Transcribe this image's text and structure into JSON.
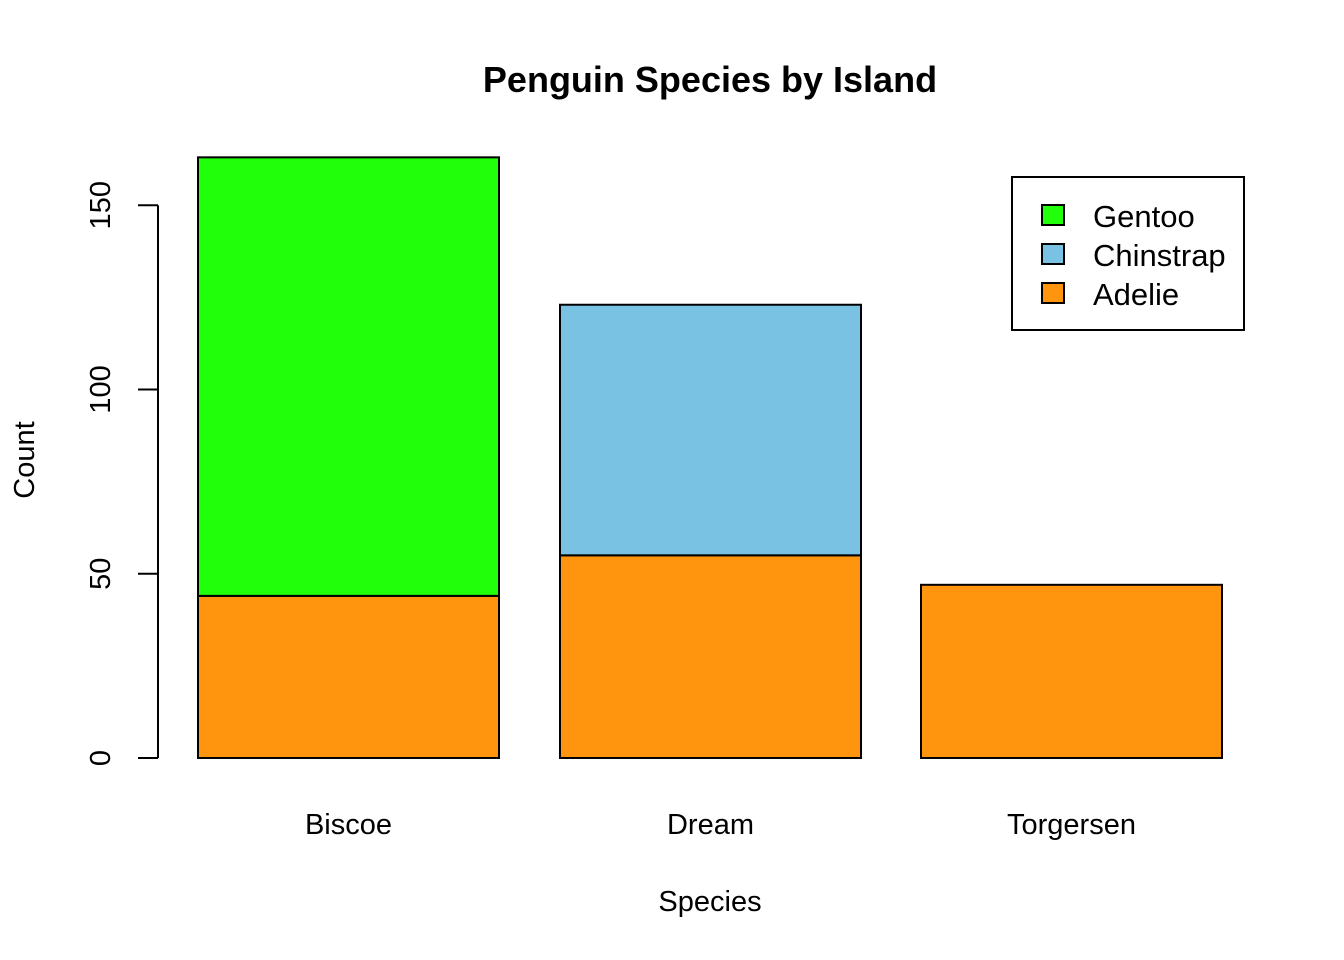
{
  "chart_data": {
    "type": "bar",
    "stacked": true,
    "title": "Penguin Species by Island",
    "xlabel": "Species",
    "ylabel": "Count",
    "categories": [
      "Biscoe",
      "Dream",
      "Torgersen"
    ],
    "series": [
      {
        "name": "Adelie",
        "values": [
          44,
          55,
          47
        ],
        "color": "#FF940F"
      },
      {
        "name": "Chinstrap",
        "values": [
          0,
          68,
          0
        ],
        "color": "#7AC2E4"
      },
      {
        "name": "Gentoo",
        "values": [
          119,
          0,
          0
        ],
        "color": "#22FF0B"
      }
    ],
    "yticks": [
      0,
      50,
      100,
      150
    ],
    "ylim": [
      0,
      163
    ],
    "legend": {
      "position": "top-right",
      "order": [
        "Gentoo",
        "Chinstrap",
        "Adelie"
      ]
    },
    "grid": false
  }
}
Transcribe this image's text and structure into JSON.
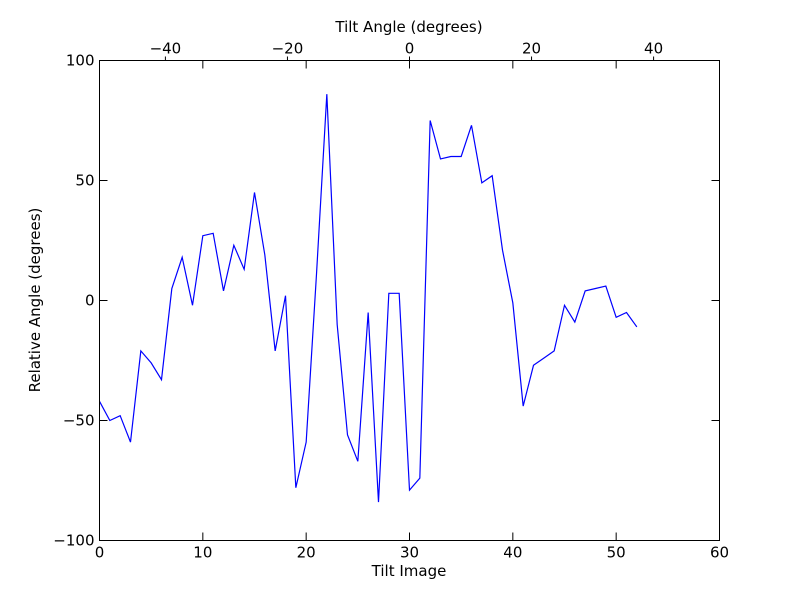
{
  "chart_data": {
    "type": "line",
    "title": "",
    "xlabel": "Tilt Image",
    "ylabel": "Relative Angle (degrees)",
    "x2label": "Tilt Angle (degrees)",
    "xlim": [
      0,
      60
    ],
    "ylim": [
      -100,
      100
    ],
    "x2lim": [
      -50.8,
      50.8
    ],
    "xticks": [
      0,
      10,
      20,
      30,
      40,
      50,
      60
    ],
    "yticks": [
      -100,
      -50,
      0,
      50,
      100
    ],
    "x2ticks": [
      -40,
      -20,
      0,
      20,
      40
    ],
    "xtick_labels": [
      "0",
      "10",
      "20",
      "30",
      "40",
      "50",
      "60"
    ],
    "ytick_labels": [
      "−100",
      "−50",
      "0",
      "50",
      "100"
    ],
    "x2tick_labels": [
      "−40",
      "−20",
      "0",
      "20",
      "40"
    ],
    "grid": false,
    "legend": "none",
    "series": [
      {
        "color": "#0000ff",
        "x": [
          0,
          1,
          2,
          3,
          4,
          5,
          6,
          7,
          8,
          9,
          10,
          11,
          12,
          13,
          14,
          15,
          16,
          17,
          18,
          19,
          20,
          21,
          22,
          23,
          24,
          25,
          26,
          27,
          28,
          29,
          30,
          31,
          32,
          33,
          34,
          35,
          36,
          37,
          38,
          39,
          40,
          41,
          42,
          43,
          44,
          45,
          46,
          47,
          48,
          49,
          50,
          51,
          52
        ],
        "y": [
          -42,
          -50,
          -48,
          -59,
          -21,
          -26,
          -33,
          5,
          18,
          -2,
          27,
          28,
          4,
          23,
          13,
          45,
          19,
          -21,
          2,
          -78,
          -59,
          11,
          86,
          -10,
          -56,
          -67,
          -5,
          -84,
          3,
          3,
          -79,
          -74,
          75,
          59,
          60,
          60,
          73,
          49,
          52,
          21,
          -1,
          -44,
          -27,
          -24,
          -21,
          -2,
          -9,
          4,
          5,
          6,
          -7,
          -5,
          -11
        ]
      }
    ]
  }
}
+ + + +
**Task to carry out:**
Working from the material above, transcribe it exactly while omitting pictures.

**Answer to this task:**
Transcribe this image's text and structure into JSON.
{
  "chart_data": {
    "type": "bar",
    "stacked": true,
    "title": "Penguin Species by Island",
    "xlabel": "Species",
    "ylabel": "Count",
    "categories": [
      "Biscoe",
      "Dream",
      "Torgersen"
    ],
    "series": [
      {
        "name": "Adelie",
        "values": [
          44,
          55,
          47
        ],
        "color": "#FF940F"
      },
      {
        "name": "Chinstrap",
        "values": [
          0,
          68,
          0
        ],
        "color": "#7AC2E4"
      },
      {
        "name": "Gentoo",
        "values": [
          119,
          0,
          0
        ],
        "color": "#22FF0B"
      }
    ],
    "yticks": [
      0,
      50,
      100,
      150
    ],
    "ylim": [
      0,
      163
    ],
    "legend": {
      "position": "top-right",
      "order": [
        "Gentoo",
        "Chinstrap",
        "Adelie"
      ]
    },
    "grid": false
  }
}
Transcribe this image's text and structure into JSON.
{
  "chart_data": {
    "type": "line",
    "title": "",
    "xlabel": "Tilt Image",
    "ylabel": "Relative Angle (degrees)",
    "x2label": "Tilt Angle (degrees)",
    "xlim": [
      0,
      60
    ],
    "ylim": [
      -100,
      100
    ],
    "x2lim": [
      -50.8,
      50.8
    ],
    "xticks": [
      0,
      10,
      20,
      30,
      40,
      50,
      60
    ],
    "yticks": [
      -100,
      -50,
      0,
      50,
      100
    ],
    "x2ticks": [
      -40,
      -20,
      0,
      20,
      40
    ],
    "xtick_labels": [
      "0",
      "10",
      "20",
      "30",
      "40",
      "50",
      "60"
    ],
    "ytick_labels": [
      "−100",
      "−50",
      "0",
      "50",
      "100"
    ],
    "x2tick_labels": [
      "−40",
      "−20",
      "0",
      "20",
      "40"
    ],
    "grid": false,
    "legend": "none",
    "series": [
      {
        "color": "#0000ff",
        "x": [
          0,
          1,
          2,
          3,
          4,
          5,
          6,
          7,
          8,
          9,
          10,
          11,
          12,
          13,
          14,
          15,
          16,
          17,
          18,
          19,
          20,
          21,
          22,
          23,
          24,
          25,
          26,
          27,
          28,
          29,
          30,
          31,
          32,
          33,
          34,
          35,
          36,
          37,
          38,
          39,
          40,
          41,
          42,
          43,
          44,
          45,
          46,
          47,
          48,
          49,
          50,
          51,
          52
        ],
        "y": [
          -42,
          -50,
          -48,
          -59,
          -21,
          -26,
          -33,
          5,
          18,
          -2,
          27,
          28,
          4,
          23,
          13,
          45,
          19,
          -21,
          2,
          -78,
          -59,
          11,
          86,
          -10,
          -56,
          -67,
          -5,
          -84,
          3,
          3,
          -79,
          -74,
          75,
          59,
          60,
          60,
          73,
          49,
          52,
          21,
          -1,
          -44,
          -27,
          -24,
          -21,
          -2,
          -9,
          4,
          5,
          6,
          -7,
          -5,
          -11
        ]
      }
    ]
  }
}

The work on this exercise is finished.